What you need to do —
In the data below, locate each line with the word "much" and list it.

## start Record set

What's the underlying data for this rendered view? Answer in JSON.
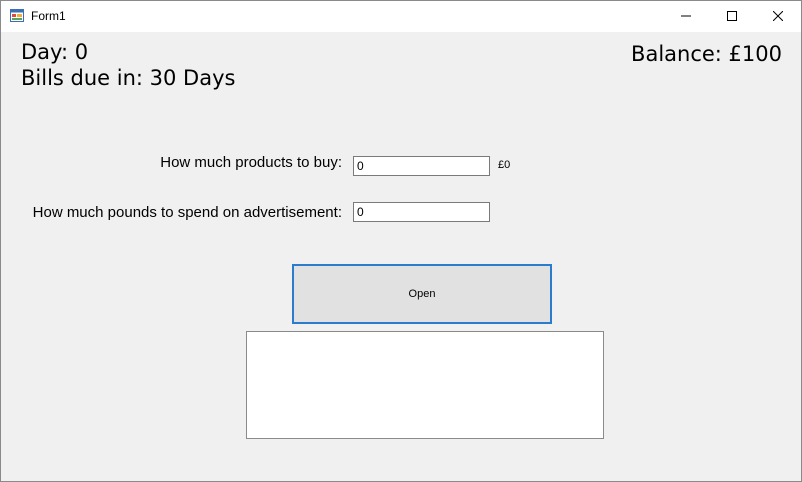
{
  "window": {
    "title": "Form1",
    "title_icon": "winforms-app-icon"
  },
  "controls": {
    "minimize_icon": "minimize-icon",
    "maximize_icon": "maximize-icon",
    "close_icon": "close-icon"
  },
  "status": {
    "day": "Day: 0",
    "bills_due": "Bills due in: 30 Days",
    "balance": "Balance: £100"
  },
  "form": {
    "products_label": "How much products to buy:",
    "products_value": "0",
    "products_cost": "£0",
    "advert_label": "How much pounds to spend on advertisement:",
    "advert_value": "0",
    "open_label": "Open"
  },
  "colors": {
    "focus_border": "#2b7ccf",
    "window_bg": "#f0f0f0",
    "button_bg": "#e1e1e1"
  }
}
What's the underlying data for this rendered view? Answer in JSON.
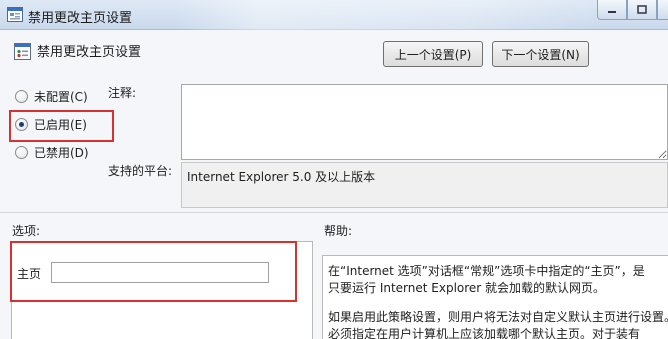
{
  "window": {
    "title": "禁用更改主页设置",
    "icon": "policy-setting-icon"
  },
  "header": {
    "title": "禁用更改主页设置",
    "icon": "policy-setting-icon"
  },
  "nav": {
    "prev_label": "上一个设置(P)",
    "next_label": "下一个设置(N)"
  },
  "state": {
    "options": [
      {
        "label": "未配置(C)",
        "selected": false
      },
      {
        "label": "已启用(E)",
        "selected": true
      },
      {
        "label": "已禁用(D)",
        "selected": false
      }
    ]
  },
  "comment": {
    "label": "注释:",
    "value": ""
  },
  "platform": {
    "label": "支持的平台:",
    "value": "Internet Explorer 5.0 及以上版本"
  },
  "options_section": {
    "label": "选项:",
    "home_label": "主页",
    "home_value": ""
  },
  "help_section": {
    "label": "帮助:",
    "lines": [
      "在“Internet 选项”对话框“常规”选项卡中指定的“主页”，是",
      "只要运行 Internet Explorer 就会加载的默认网页。",
      "如果启用此策略设置，则用户将无法对自定义默认主页进行设置。",
      "必须指定在用户计算机上应该加载哪个默认主页。对于装有"
    ]
  },
  "colors": {
    "highlight": "#d9322e",
    "titlebar": "#c9d9ec",
    "radio_selected": "#1b3c78"
  }
}
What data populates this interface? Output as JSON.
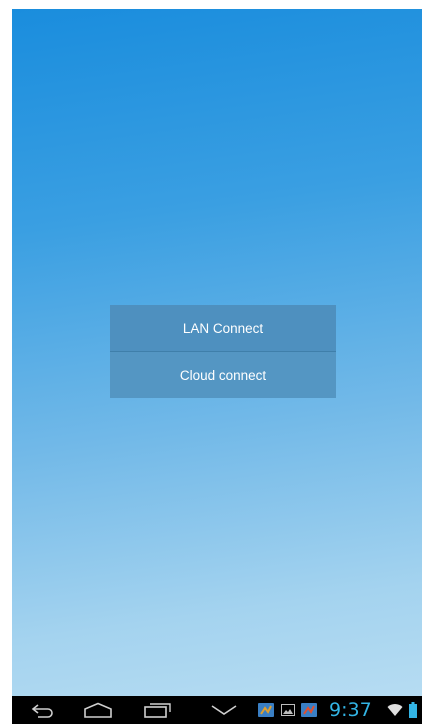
{
  "main": {
    "lan_button_label": "LAN Connect",
    "cloud_button_label": "Cloud connect"
  },
  "navbar": {
    "icons": [
      "back-icon",
      "home-icon",
      "recent-apps-icon",
      "collapse-chevron-icon"
    ],
    "status_icons": [
      "app-notification-icon",
      "image-notification-icon",
      "app-notification-icon",
      "wifi-icon",
      "battery-icon"
    ],
    "time": "9:37"
  },
  "colors": {
    "background_top": "#1a8ddd",
    "background_bottom": "#b6dcf2",
    "button": "#4e90bf",
    "navbar": "#000000",
    "accent": "#33b5e5"
  }
}
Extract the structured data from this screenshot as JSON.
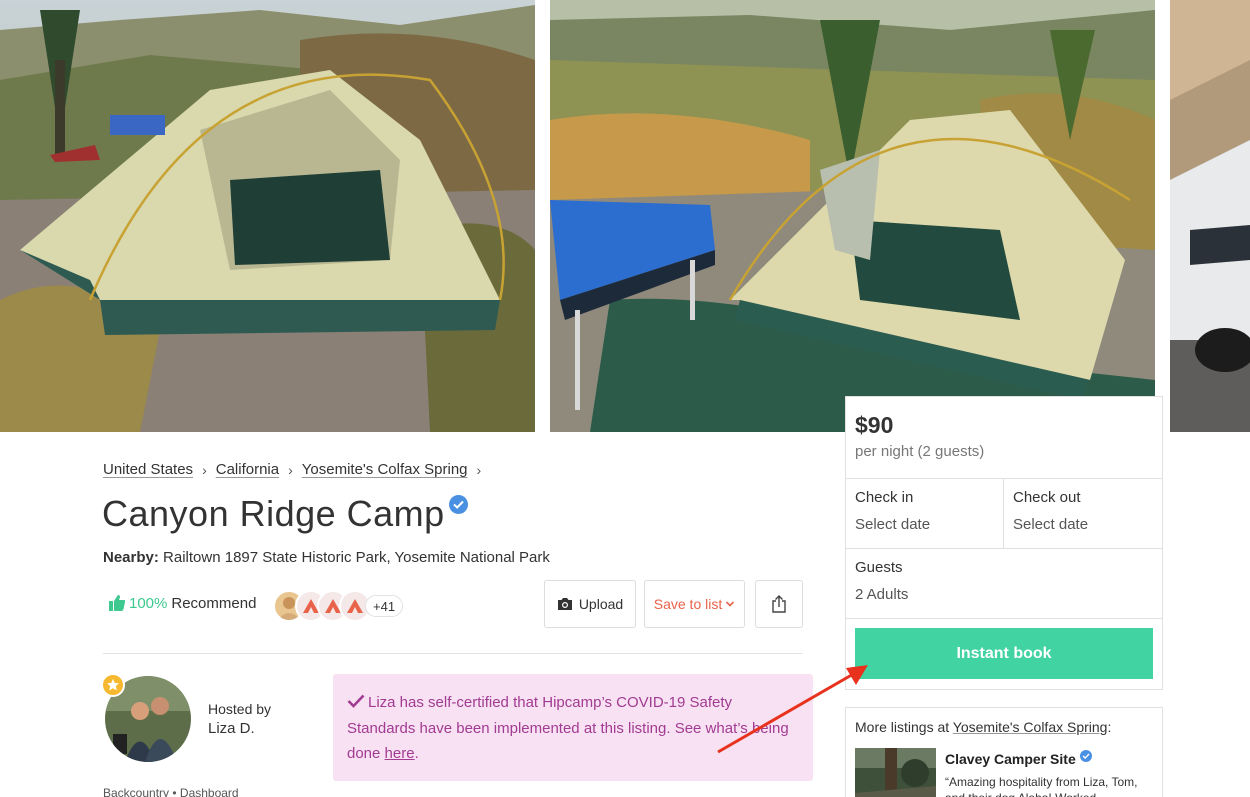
{
  "breadcrumb": {
    "items": [
      "United States",
      "California",
      "Yosemite's Colfax Spring"
    ],
    "separator": "›"
  },
  "listing": {
    "title": "Canyon Ridge Camp",
    "nearby_label": "Nearby:",
    "nearby_value": "Railtown 1897 State Historic Park, Yosemite National Park"
  },
  "recommend": {
    "percent": "100%",
    "label": "Recommend",
    "more_count": "+41"
  },
  "actions": {
    "upload_label": "Upload",
    "save_label": "Save to list"
  },
  "host": {
    "hosted_by_label": "Hosted by",
    "name": "Liza D."
  },
  "covid": {
    "text_before_link": "Liza has self-certified that Hipcamp’s COVID-19 Safety Standards have been implemented at this listing. See what’s being done ",
    "link_text": "here",
    "text_after_link": "."
  },
  "footer_crumb": "Backcountry • Dashboard",
  "booking": {
    "price": "$90",
    "per_night": "per night (2 guests)",
    "check_in_label": "Check in",
    "check_in_value": "Select date",
    "check_out_label": "Check out",
    "check_out_value": "Select date",
    "guests_label": "Guests",
    "guests_value": "2 Adults",
    "instant_book_label": "Instant book"
  },
  "more_listings": {
    "title_prefix": "More listings at ",
    "title_link": "Yosemite's Colfax Spring",
    "title_suffix": ":",
    "listing_name": "Clavey Camper Site",
    "listing_quote": "“Amazing hospitality from Liza, Tom, and their dog Aloha! Worked..."
  },
  "colors": {
    "accent_green": "#41d3a2",
    "recommend_green": "#3cc88e",
    "save_coral": "#e8634a",
    "covid_bg": "#f7e1f2",
    "covid_text": "#a23b92",
    "verified_blue": "#4a90e2",
    "annotation_red": "#e8321e"
  },
  "icons": [
    "verified-badge-icon",
    "thumbs-up-icon",
    "camera-icon",
    "chevron-down-icon",
    "share-icon",
    "checkmark-icon",
    "star-badge-icon"
  ]
}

## end Record set

Solution to this problem —
    "products_label": "How much products to buy:",
    "advert_label": "How much pounds to spend on advertisement:",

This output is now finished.